**Short task**:
All of the data should be repeated exactly; pictures are not part of the copy.

— START —

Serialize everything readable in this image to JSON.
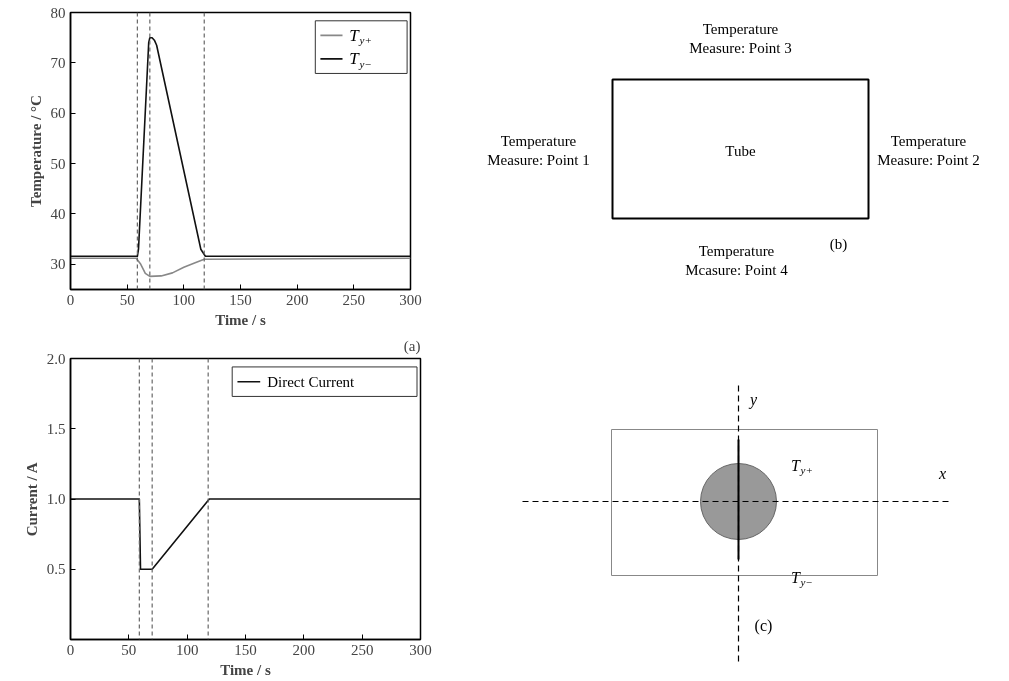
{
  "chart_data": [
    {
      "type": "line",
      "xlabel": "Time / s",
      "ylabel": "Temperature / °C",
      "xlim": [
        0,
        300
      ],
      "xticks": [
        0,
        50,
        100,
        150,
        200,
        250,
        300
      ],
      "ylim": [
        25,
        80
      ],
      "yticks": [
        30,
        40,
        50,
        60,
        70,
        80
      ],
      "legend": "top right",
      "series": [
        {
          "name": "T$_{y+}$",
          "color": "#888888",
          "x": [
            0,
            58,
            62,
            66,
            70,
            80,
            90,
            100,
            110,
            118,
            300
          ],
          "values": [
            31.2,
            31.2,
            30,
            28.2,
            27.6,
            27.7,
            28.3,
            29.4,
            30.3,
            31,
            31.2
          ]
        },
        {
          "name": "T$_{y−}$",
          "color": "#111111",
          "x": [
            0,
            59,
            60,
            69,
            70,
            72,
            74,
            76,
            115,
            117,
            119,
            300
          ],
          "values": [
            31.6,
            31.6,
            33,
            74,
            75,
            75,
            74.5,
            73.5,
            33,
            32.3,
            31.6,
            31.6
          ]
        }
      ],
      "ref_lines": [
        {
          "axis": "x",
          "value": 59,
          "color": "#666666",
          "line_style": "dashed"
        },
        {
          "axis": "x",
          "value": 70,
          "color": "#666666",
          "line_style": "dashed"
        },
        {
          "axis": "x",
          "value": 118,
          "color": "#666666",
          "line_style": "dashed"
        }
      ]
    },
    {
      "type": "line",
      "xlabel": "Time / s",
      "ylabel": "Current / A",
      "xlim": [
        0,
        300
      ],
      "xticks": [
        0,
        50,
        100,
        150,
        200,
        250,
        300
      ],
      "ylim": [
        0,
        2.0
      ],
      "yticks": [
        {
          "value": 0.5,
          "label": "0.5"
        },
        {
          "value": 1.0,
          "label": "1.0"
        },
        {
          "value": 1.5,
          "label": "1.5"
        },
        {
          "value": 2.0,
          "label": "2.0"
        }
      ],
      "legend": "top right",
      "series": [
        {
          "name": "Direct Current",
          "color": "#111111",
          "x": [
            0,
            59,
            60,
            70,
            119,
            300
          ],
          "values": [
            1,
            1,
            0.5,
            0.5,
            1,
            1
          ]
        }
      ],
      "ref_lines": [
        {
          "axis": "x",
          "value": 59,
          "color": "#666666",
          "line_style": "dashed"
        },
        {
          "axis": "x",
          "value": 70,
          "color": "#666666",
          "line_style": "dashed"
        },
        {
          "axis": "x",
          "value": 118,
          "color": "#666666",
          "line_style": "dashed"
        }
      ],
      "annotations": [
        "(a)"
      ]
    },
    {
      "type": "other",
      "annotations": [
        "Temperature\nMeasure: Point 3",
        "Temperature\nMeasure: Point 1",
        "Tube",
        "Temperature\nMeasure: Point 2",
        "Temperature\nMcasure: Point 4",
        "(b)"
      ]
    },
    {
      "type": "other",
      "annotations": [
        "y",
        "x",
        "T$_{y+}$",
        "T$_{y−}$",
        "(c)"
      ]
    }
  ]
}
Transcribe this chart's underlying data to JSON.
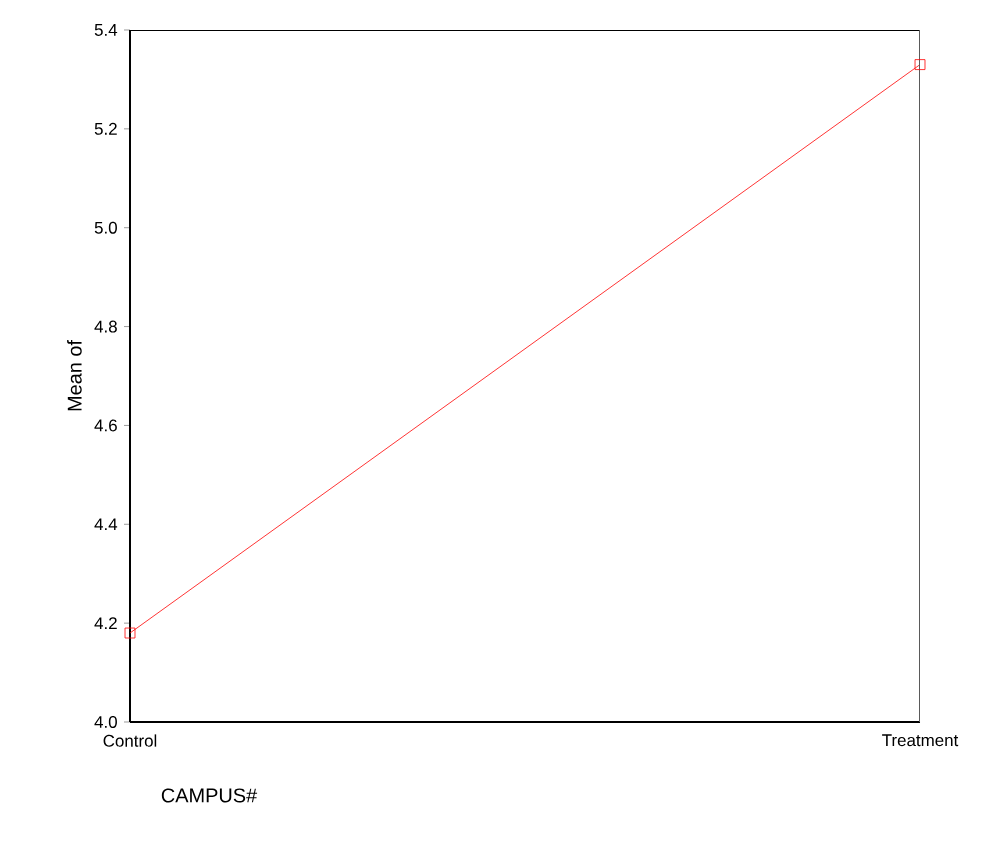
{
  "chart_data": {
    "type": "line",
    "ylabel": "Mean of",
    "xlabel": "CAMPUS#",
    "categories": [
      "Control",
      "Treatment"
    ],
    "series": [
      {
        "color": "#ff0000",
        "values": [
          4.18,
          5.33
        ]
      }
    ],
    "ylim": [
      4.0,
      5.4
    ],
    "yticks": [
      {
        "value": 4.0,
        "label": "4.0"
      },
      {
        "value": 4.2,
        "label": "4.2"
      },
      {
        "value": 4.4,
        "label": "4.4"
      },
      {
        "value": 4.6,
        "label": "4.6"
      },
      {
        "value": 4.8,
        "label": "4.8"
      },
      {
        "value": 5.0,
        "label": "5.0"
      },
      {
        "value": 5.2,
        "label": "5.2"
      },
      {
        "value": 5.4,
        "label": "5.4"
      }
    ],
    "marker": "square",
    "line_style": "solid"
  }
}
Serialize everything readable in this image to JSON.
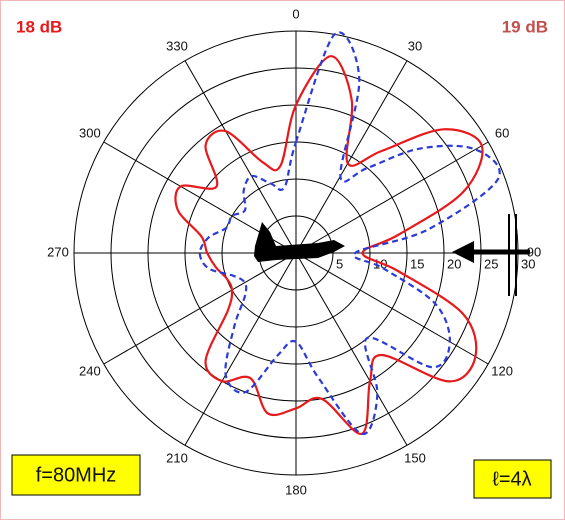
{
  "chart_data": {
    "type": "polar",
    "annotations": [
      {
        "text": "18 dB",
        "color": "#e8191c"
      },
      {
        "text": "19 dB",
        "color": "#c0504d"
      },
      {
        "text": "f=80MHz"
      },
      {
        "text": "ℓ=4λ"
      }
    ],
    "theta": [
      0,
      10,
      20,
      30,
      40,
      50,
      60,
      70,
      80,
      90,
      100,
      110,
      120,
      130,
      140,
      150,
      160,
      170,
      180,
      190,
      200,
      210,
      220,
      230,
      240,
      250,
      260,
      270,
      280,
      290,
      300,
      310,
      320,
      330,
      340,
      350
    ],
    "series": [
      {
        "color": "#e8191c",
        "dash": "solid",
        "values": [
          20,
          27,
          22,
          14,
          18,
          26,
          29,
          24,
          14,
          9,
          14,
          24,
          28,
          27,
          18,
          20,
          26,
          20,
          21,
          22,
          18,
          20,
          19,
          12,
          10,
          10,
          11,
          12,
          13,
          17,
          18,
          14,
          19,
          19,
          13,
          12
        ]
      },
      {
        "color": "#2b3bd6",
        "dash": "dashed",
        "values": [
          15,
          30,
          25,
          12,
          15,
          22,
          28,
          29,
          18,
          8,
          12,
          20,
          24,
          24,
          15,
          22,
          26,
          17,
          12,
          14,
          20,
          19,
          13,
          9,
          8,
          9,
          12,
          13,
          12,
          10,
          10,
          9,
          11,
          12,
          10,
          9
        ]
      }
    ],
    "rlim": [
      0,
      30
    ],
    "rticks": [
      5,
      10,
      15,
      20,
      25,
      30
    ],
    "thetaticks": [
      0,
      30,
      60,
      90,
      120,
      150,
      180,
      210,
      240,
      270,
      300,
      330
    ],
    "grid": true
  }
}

— END —

**Answer for this exercise**:
Serialize everything readable in this image to JSON.
{
  "chart_data": [
    {
      "type": "line",
      "xlabel": "Time / s",
      "ylabel": "Temperature / °C",
      "xlim": [
        0,
        300
      ],
      "xticks": [
        0,
        50,
        100,
        150,
        200,
        250,
        300
      ],
      "ylim": [
        25,
        80
      ],
      "yticks": [
        30,
        40,
        50,
        60,
        70,
        80
      ],
      "legend": "top right",
      "series": [
        {
          "name": "T$_{y+}$",
          "color": "#888888",
          "x": [
            0,
            58,
            62,
            66,
            70,
            80,
            90,
            100,
            110,
            118,
            300
          ],
          "values": [
            31.2,
            31.2,
            30,
            28.2,
            27.6,
            27.7,
            28.3,
            29.4,
            30.3,
            31,
            31.2
          ]
        },
        {
          "name": "T$_{y−}$",
          "color": "#111111",
          "x": [
            0,
            59,
            60,
            69,
            70,
            72,
            74,
            76,
            115,
            117,
            119,
            300
          ],
          "values": [
            31.6,
            31.6,
            33,
            74,
            75,
            75,
            74.5,
            73.5,
            33,
            32.3,
            31.6,
            31.6
          ]
        }
      ],
      "ref_lines": [
        {
          "axis": "x",
          "value": 59,
          "color": "#666666",
          "line_style": "dashed"
        },
        {
          "axis": "x",
          "value": 70,
          "color": "#666666",
          "line_style": "dashed"
        },
        {
          "axis": "x",
          "value": 118,
          "color": "#666666",
          "line_style": "dashed"
        }
      ]
    },
    {
      "type": "line",
      "xlabel": "Time / s",
      "ylabel": "Current / A",
      "xlim": [
        0,
        300
      ],
      "xticks": [
        0,
        50,
        100,
        150,
        200,
        250,
        300
      ],
      "ylim": [
        0,
        2.0
      ],
      "yticks": [
        {
          "value": 0.5,
          "label": "0.5"
        },
        {
          "value": 1.0,
          "label": "1.0"
        },
        {
          "value": 1.5,
          "label": "1.5"
        },
        {
          "value": 2.0,
          "label": "2.0"
        }
      ],
      "legend": "top right",
      "series": [
        {
          "name": "Direct Current",
          "color": "#111111",
          "x": [
            0,
            59,
            60,
            70,
            119,
            300
          ],
          "values": [
            1,
            1,
            0.5,
            0.5,
            1,
            1
          ]
        }
      ],
      "ref_lines": [
        {
          "axis": "x",
          "value": 59,
          "color": "#666666",
          "line_style": "dashed"
        },
        {
          "axis": "x",
          "value": 70,
          "color": "#666666",
          "line_style": "dashed"
        },
        {
          "axis": "x",
          "value": 118,
          "color": "#666666",
          "line_style": "dashed"
        }
      ],
      "annotations": [
        "(a)"
      ]
    },
    {
      "type": "other",
      "annotations": [
        "Temperature\nMeasure: Point 3",
        "Temperature\nMeasure: Point 1",
        "Tube",
        "Temperature\nMeasure: Point 2",
        "Temperature\nMcasure: Point 4",
        "(b)"
      ]
    },
    {
      "type": "other",
      "annotations": [
        "y",
        "x",
        "T$_{y+}$",
        "T$_{y−}$",
        "(c)"
      ]
    }
  ]
}
Transcribe this chart's underlying data to JSON.
{
  "chart_data": {
    "type": "line",
    "ylabel": "Mean of",
    "xlabel": "CAMPUS#",
    "categories": [
      "Control",
      "Treatment"
    ],
    "series": [
      {
        "color": "#ff0000",
        "values": [
          4.18,
          5.33
        ]
      }
    ],
    "ylim": [
      4.0,
      5.4
    ],
    "yticks": [
      {
        "value": 4.0,
        "label": "4.0"
      },
      {
        "value": 4.2,
        "label": "4.2"
      },
      {
        "value": 4.4,
        "label": "4.4"
      },
      {
        "value": 4.6,
        "label": "4.6"
      },
      {
        "value": 4.8,
        "label": "4.8"
      },
      {
        "value": 5.0,
        "label": "5.0"
      },
      {
        "value": 5.2,
        "label": "5.2"
      },
      {
        "value": 5.4,
        "label": "5.4"
      }
    ],
    "marker": "square",
    "line_style": "solid"
  }
}
Serialize everything readable in this image to JSON.
{
  "chart_data": {
    "type": "polar",
    "annotations": [
      {
        "text": "18 dB",
        "color": "#e8191c"
      },
      {
        "text": "19 dB",
        "color": "#c0504d"
      },
      {
        "text": "f=80MHz"
      },
      {
        "text": "ℓ=4λ"
      }
    ],
    "theta": [
      0,
      10,
      20,
      30,
      40,
      50,
      60,
      70,
      80,
      90,
      100,
      110,
      120,
      130,
      140,
      150,
      160,
      170,
      180,
      190,
      200,
      210,
      220,
      230,
      240,
      250,
      260,
      270,
      280,
      290,
      300,
      310,
      320,
      330,
      340,
      350
    ],
    "series": [
      {
        "color": "#e8191c",
        "dash": "solid",
        "values": [
          20,
          27,
          22,
          14,
          18,
          26,
          29,
          24,
          14,
          9,
          14,
          24,
          28,
          27,
          18,
          20,
          26,
          20,
          21,
          22,
          18,
          20,
          19,
          12,
          10,
          10,
          11,
          12,
          13,
          17,
          18,
          14,
          19,
          19,
          13,
          12
        ]
      },
      {
        "color": "#2b3bd6",
        "dash": "dashed",
        "values": [
          15,
          30,
          25,
          12,
          15,
          22,
          28,
          29,
          18,
          8,
          12,
          20,
          24,
          24,
          15,
          22,
          26,
          17,
          12,
          14,
          20,
          19,
          13,
          9,
          8,
          9,
          12,
          13,
          12,
          10,
          10,
          9,
          11,
          12,
          10,
          9
        ]
      }
    ],
    "rlim": [
      0,
      30
    ],
    "rticks": [
      5,
      10,
      15,
      20,
      25,
      30
    ],
    "thetaticks": [
      0,
      30,
      60,
      90,
      120,
      150,
      180,
      210,
      240,
      270,
      300,
      330
    ],
    "grid": true
  }
}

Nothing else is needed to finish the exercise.